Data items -

[BEGIN]

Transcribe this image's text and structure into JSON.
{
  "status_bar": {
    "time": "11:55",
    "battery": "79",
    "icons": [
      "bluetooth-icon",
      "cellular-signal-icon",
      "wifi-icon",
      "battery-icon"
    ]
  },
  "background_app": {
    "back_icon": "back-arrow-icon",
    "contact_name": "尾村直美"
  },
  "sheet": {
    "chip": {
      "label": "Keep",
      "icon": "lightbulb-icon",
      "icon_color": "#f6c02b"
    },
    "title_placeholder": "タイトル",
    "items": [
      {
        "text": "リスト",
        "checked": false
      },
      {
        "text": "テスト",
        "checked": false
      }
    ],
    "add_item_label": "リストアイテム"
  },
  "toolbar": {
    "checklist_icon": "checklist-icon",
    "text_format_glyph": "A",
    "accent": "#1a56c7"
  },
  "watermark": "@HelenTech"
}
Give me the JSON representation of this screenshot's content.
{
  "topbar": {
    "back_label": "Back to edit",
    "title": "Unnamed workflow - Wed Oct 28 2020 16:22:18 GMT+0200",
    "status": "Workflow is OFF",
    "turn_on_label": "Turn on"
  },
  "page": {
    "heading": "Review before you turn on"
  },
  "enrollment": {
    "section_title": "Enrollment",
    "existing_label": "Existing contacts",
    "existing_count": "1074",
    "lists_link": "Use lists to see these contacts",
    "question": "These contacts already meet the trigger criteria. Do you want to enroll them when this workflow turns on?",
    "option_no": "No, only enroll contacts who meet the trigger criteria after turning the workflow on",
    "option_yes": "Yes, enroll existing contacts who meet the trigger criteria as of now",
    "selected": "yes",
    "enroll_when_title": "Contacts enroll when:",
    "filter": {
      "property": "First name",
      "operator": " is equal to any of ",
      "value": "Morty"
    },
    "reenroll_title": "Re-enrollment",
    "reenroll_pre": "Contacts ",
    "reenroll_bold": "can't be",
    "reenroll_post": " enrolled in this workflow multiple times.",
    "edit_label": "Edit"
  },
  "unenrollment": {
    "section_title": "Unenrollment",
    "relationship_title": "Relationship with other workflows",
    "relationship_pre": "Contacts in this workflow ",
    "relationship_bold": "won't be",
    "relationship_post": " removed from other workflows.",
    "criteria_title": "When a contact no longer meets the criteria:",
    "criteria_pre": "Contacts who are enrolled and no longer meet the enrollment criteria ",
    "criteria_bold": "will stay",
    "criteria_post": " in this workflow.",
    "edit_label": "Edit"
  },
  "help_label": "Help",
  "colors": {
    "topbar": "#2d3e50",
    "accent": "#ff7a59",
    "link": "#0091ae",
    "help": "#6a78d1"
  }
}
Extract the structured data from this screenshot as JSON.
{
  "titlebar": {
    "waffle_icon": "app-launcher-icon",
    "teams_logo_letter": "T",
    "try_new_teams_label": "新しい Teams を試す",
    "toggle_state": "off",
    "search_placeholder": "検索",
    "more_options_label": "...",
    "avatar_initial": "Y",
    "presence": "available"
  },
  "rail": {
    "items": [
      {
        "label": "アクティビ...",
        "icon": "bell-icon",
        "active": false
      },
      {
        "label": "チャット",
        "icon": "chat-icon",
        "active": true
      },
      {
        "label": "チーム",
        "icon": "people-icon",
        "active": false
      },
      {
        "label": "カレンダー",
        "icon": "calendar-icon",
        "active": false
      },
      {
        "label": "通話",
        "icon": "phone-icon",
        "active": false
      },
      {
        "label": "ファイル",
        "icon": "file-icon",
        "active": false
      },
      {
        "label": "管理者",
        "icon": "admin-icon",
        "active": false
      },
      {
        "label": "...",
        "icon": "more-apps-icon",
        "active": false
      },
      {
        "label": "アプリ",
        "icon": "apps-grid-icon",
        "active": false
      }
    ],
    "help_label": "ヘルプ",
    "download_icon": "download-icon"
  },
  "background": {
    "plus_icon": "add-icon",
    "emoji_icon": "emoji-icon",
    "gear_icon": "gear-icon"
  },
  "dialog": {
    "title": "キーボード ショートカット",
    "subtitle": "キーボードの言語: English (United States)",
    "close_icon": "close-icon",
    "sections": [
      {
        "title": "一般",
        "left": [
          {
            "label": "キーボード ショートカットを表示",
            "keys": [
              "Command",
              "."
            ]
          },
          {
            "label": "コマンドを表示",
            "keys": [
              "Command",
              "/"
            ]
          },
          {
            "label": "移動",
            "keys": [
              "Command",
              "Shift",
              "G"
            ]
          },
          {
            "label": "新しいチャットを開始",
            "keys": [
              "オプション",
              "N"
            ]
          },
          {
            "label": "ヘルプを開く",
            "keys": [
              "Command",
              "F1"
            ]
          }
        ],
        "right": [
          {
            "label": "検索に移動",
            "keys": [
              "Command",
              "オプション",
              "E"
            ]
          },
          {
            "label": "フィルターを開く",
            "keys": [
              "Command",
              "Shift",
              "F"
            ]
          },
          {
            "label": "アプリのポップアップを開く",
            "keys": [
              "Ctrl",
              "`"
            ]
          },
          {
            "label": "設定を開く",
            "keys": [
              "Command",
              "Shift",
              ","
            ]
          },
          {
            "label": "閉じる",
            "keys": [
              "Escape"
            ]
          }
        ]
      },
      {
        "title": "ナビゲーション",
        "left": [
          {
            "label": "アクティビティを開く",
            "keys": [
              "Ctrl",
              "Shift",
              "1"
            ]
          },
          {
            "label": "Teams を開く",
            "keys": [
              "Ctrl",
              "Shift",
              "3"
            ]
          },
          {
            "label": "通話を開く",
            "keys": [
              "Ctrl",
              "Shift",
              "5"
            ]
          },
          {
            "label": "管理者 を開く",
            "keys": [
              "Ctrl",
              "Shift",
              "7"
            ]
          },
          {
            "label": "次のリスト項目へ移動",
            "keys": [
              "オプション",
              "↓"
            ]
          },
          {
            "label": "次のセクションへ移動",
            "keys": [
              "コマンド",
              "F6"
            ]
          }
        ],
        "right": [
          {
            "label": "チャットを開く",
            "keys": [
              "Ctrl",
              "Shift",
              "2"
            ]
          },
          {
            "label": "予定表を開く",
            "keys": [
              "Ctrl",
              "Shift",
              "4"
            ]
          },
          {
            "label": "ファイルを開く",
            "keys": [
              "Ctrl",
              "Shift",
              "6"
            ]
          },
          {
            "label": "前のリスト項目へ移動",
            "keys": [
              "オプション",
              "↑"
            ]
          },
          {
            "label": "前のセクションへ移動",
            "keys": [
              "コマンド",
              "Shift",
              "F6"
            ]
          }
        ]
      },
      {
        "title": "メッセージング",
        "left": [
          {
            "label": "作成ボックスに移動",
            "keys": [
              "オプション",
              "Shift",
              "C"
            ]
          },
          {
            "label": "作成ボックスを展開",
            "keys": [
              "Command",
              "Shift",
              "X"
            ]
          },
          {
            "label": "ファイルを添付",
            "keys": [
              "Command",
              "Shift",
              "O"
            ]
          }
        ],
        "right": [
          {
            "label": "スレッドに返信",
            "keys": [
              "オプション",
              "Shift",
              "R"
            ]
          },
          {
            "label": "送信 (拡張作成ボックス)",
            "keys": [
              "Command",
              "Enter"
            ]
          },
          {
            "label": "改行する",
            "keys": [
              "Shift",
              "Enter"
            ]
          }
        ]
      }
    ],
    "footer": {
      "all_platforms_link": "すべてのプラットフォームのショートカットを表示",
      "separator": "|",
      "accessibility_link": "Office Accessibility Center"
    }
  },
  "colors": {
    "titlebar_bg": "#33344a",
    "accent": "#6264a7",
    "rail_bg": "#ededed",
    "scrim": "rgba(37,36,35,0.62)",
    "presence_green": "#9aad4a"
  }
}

[END]

WHAT IS REQUIRED - Gather from the records above every line containing the string "JSON".

WORKED SOLUTION -
Transcribe this image's text and structure into JSON.
Give me the JSON representation of this screenshot's content.
Extract the structured data from this screenshot as JSON.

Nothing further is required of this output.